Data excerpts
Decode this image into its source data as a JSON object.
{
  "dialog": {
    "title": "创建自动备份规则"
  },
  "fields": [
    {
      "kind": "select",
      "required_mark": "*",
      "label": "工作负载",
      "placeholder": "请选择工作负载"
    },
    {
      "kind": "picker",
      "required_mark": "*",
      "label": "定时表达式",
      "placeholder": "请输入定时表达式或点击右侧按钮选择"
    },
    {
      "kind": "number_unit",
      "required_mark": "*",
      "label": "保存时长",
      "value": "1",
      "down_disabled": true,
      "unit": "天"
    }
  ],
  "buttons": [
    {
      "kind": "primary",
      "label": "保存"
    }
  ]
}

• **Task to complete**
All of the data needs to be printed once more, exactly.

• **Exercise solution**
Decode this image into its source data as a JSON object.
{
  "dialog": {
    "title": "创建自动备份规则"
  },
  "fields": [
    {
      "kind": "select",
      "required_mark": "*",
      "label": "工作负载",
      "placeholder": "请选择工作负载"
    },
    {
      "kind": "picker",
      "required_mark": "*",
      "label": "定时表达式",
      "placeholder": "请输入定时表达式或点击右侧按钮选择"
    },
    {
      "kind": "number_unit",
      "required_mark": "*",
      "label": "保存时长",
      "value": "1",
      "down_disabled": true,
      "unit": "天"
    }
  ],
  "buttons": [
    {
      "kind": "primary",
      "label": "保存"
    }
  ]
}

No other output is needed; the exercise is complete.